/---
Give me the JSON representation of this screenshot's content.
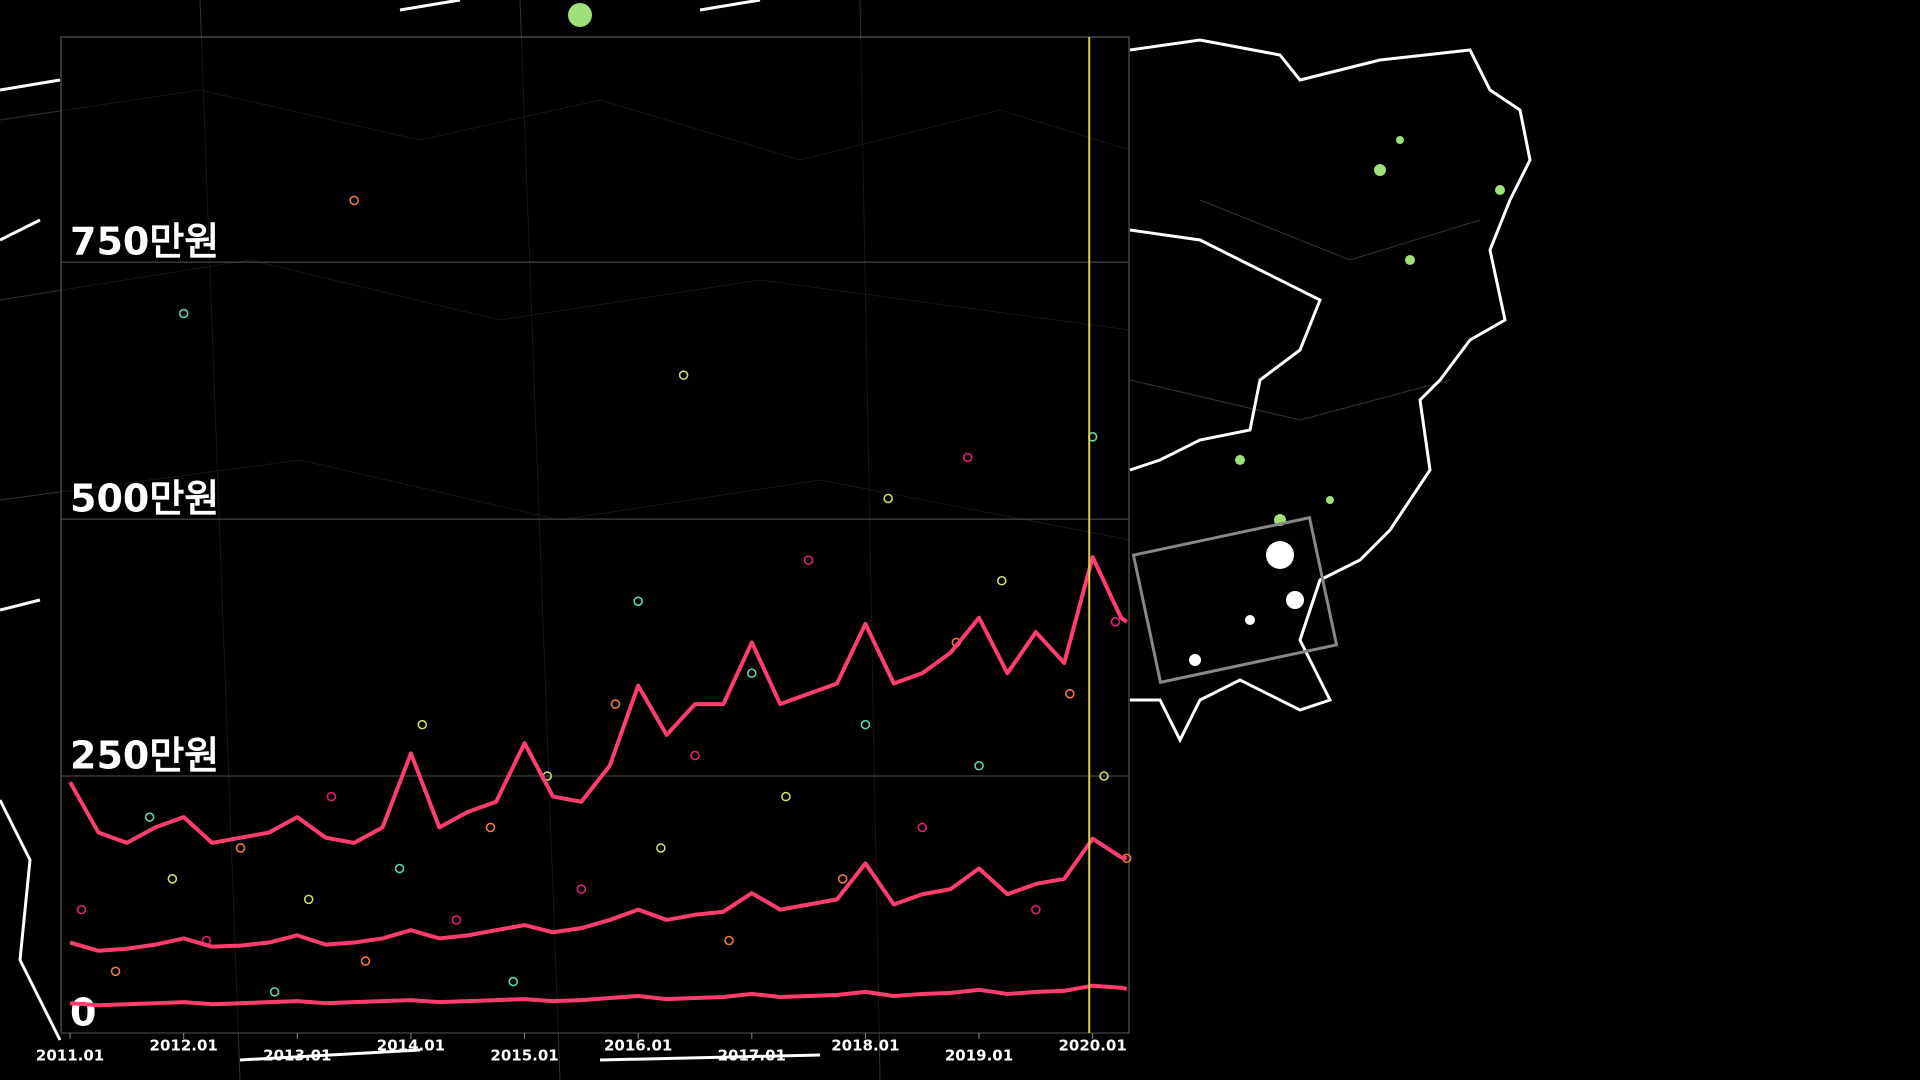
{
  "chart_data": {
    "type": "scatter",
    "xlim": [
      2010.92,
      2020.32
    ],
    "ylim": [
      0,
      969
    ],
    "xticks": [
      {
        "value": 2011,
        "label": "2011.01"
      },
      {
        "value": 2012,
        "label": "2012.01"
      },
      {
        "value": 2013,
        "label": "2013.01"
      },
      {
        "value": 2014,
        "label": "2014.01"
      },
      {
        "value": 2015,
        "label": "2015.01"
      },
      {
        "value": 2016,
        "label": "2016.01"
      },
      {
        "value": 2017,
        "label": "2017.01"
      },
      {
        "value": 2018,
        "label": "2018.01"
      },
      {
        "value": 2019,
        "label": "2019.01"
      },
      {
        "value": 2020,
        "label": "2020.01"
      }
    ],
    "yticks": [
      0,
      {
        "value": 250,
        "label": "250만원"
      },
      {
        "value": 500,
        "label": "500만원"
      },
      {
        "value": 750,
        "label": "750만원"
      }
    ],
    "grid": true,
    "cursor_x": 2019.97,
    "points": {
      "colors": [
        "#e0207a",
        "#f07a3a",
        "#5ed8b0",
        "#c8e060"
      ],
      "x": [
        2011.1,
        2011.4,
        2011.7,
        2011.9,
        2012.2,
        2012.5,
        2012.8,
        2013.1,
        2013.3,
        2013.6,
        2013.9,
        2014.1,
        2014.4,
        2014.7,
        2014.9,
        2015.2,
        2015.5,
        2015.8,
        2016.0,
        2016.2,
        2016.5,
        2016.8,
        2017.0,
        2017.3,
        2017.5,
        2017.8,
        2018.0,
        2018.2,
        2018.5,
        2018.8,
        2019.0,
        2019.2,
        2019.5,
        2019.8,
        2020.0,
        2020.1,
        2020.2,
        2020.3,
        2012.0,
        2016.4,
        2018.9,
        2013.5
      ],
      "y": [
        120,
        60,
        210,
        150,
        90,
        180,
        40,
        130,
        230,
        70,
        160,
        300,
        110,
        200,
        50,
        250,
        140,
        320,
        420,
        180,
        270,
        90,
        350,
        230,
        460,
        150,
        300,
        520,
        200,
        380,
        260,
        440,
        120,
        330,
        580,
        250,
        400,
        170,
        700,
        640,
        560,
        810
      ]
    },
    "lines": {
      "color": "#ff3d6e",
      "x": [
        2011.0,
        2011.25,
        2011.5,
        2011.75,
        2012.0,
        2012.25,
        2012.5,
        2012.75,
        2013.0,
        2013.25,
        2013.5,
        2013.75,
        2014.0,
        2014.25,
        2014.5,
        2014.75,
        2015.0,
        2015.25,
        2015.5,
        2015.75,
        2016.0,
        2016.25,
        2016.5,
        2016.75,
        2017.0,
        2017.25,
        2017.5,
        2017.75,
        2018.0,
        2018.25,
        2018.5,
        2018.75,
        2019.0,
        2019.25,
        2019.5,
        2019.75,
        2020.0,
        2020.25,
        2020.3
      ],
      "series": [
        {
          "values": [
            244,
            195,
            185,
            200,
            210,
            185,
            190,
            195,
            210,
            190,
            185,
            200,
            272,
            200,
            215,
            225,
            282,
            230,
            225,
            260,
            338,
            290,
            320,
            320,
            380,
            320,
            330,
            340,
            398,
            340,
            350,
            370,
            404,
            350,
            390,
            360,
            463,
            404,
            400
          ]
        },
        {
          "values": [
            88,
            80,
            82,
            86,
            92,
            84,
            85,
            88,
            95,
            86,
            88,
            92,
            100,
            92,
            95,
            100,
            105,
            98,
            102,
            110,
            120,
            110,
            115,
            118,
            136,
            120,
            125,
            130,
            165,
            125,
            135,
            140,
            160,
            135,
            145,
            150,
            189,
            171,
            170
          ]
        },
        {
          "values": [
            29,
            27,
            28,
            29,
            30,
            28,
            29,
            30,
            31,
            29,
            30,
            31,
            32,
            30,
            31,
            32,
            33,
            31,
            32,
            34,
            36,
            33,
            34,
            35,
            38,
            35,
            36,
            37,
            40,
            36,
            38,
            39,
            42,
            38,
            40,
            41,
            46,
            44,
            43
          ]
        }
      ]
    }
  }
}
\---
> _Aim_: Leaving out the pictures, repeat the data above exactly.

> _Output below_:
Give me the JSON representation of this screenshot's content.
{
  "chart_data": {
    "type": "scatter",
    "xlim": [
      2010.92,
      2020.32
    ],
    "ylim": [
      0,
      969
    ],
    "xticks": [
      {
        "value": 2011,
        "label": "2011.01"
      },
      {
        "value": 2012,
        "label": "2012.01"
      },
      {
        "value": 2013,
        "label": "2013.01"
      },
      {
        "value": 2014,
        "label": "2014.01"
      },
      {
        "value": 2015,
        "label": "2015.01"
      },
      {
        "value": 2016,
        "label": "2016.01"
      },
      {
        "value": 2017,
        "label": "2017.01"
      },
      {
        "value": 2018,
        "label": "2018.01"
      },
      {
        "value": 2019,
        "label": "2019.01"
      },
      {
        "value": 2020,
        "label": "2020.01"
      }
    ],
    "yticks": [
      0,
      {
        "value": 250,
        "label": "250만원"
      },
      {
        "value": 500,
        "label": "500만원"
      },
      {
        "value": 750,
        "label": "750만원"
      }
    ],
    "grid": true,
    "cursor_x": 2019.97,
    "points": {
      "colors": [
        "#e0207a",
        "#f07a3a",
        "#5ed8b0",
        "#c8e060"
      ],
      "x": [
        2011.1,
        2011.4,
        2011.7,
        2011.9,
        2012.2,
        2012.5,
        2012.8,
        2013.1,
        2013.3,
        2013.6,
        2013.9,
        2014.1,
        2014.4,
        2014.7,
        2014.9,
        2015.2,
        2015.5,
        2015.8,
        2016.0,
        2016.2,
        2016.5,
        2016.8,
        2017.0,
        2017.3,
        2017.5,
        2017.8,
        2018.0,
        2018.2,
        2018.5,
        2018.8,
        2019.0,
        2019.2,
        2019.5,
        2019.8,
        2020.0,
        2020.1,
        2020.2,
        2020.3,
        2012.0,
        2016.4,
        2018.9,
        2013.5
      ],
      "y": [
        120,
        60,
        210,
        150,
        90,
        180,
        40,
        130,
        230,
        70,
        160,
        300,
        110,
        200,
        50,
        250,
        140,
        320,
        420,
        180,
        270,
        90,
        350,
        230,
        460,
        150,
        300,
        520,
        200,
        380,
        260,
        440,
        120,
        330,
        580,
        250,
        400,
        170,
        700,
        640,
        560,
        810
      ]
    },
    "lines": {
      "color": "#ff3d6e",
      "x": [
        2011.0,
        2011.25,
        2011.5,
        2011.75,
        2012.0,
        2012.25,
        2012.5,
        2012.75,
        2013.0,
        2013.25,
        2013.5,
        2013.75,
        2014.0,
        2014.25,
        2014.5,
        2014.75,
        2015.0,
        2015.25,
        2015.5,
        2015.75,
        2016.0,
        2016.25,
        2016.5,
        2016.75,
        2017.0,
        2017.25,
        2017.5,
        2017.75,
        2018.0,
        2018.25,
        2018.5,
        2018.75,
        2019.0,
        2019.25,
        2019.5,
        2019.75,
        2020.0,
        2020.25,
        2020.3
      ],
      "series": [
        {
          "values": [
            244,
            195,
            185,
            200,
            210,
            185,
            190,
            195,
            210,
            190,
            185,
            200,
            272,
            200,
            215,
            225,
            282,
            230,
            225,
            260,
            338,
            290,
            320,
            320,
            380,
            320,
            330,
            340,
            398,
            340,
            350,
            370,
            404,
            350,
            390,
            360,
            463,
            404,
            400
          ]
        },
        {
          "values": [
            88,
            80,
            82,
            86,
            92,
            84,
            85,
            88,
            95,
            86,
            88,
            92,
            100,
            92,
            95,
            100,
            105,
            98,
            102,
            110,
            120,
            110,
            115,
            118,
            136,
            120,
            125,
            130,
            165,
            125,
            135,
            140,
            160,
            135,
            145,
            150,
            189,
            171,
            170
          ]
        },
        {
          "values": [
            29,
            27,
            28,
            29,
            30,
            28,
            29,
            30,
            31,
            29,
            30,
            31,
            32,
            30,
            31,
            32,
            33,
            31,
            32,
            34,
            36,
            33,
            34,
            35,
            38,
            35,
            36,
            37,
            40,
            36,
            38,
            39,
            42,
            38,
            40,
            41,
            46,
            44,
            43
          ]
        }
      ]
    }
  }
}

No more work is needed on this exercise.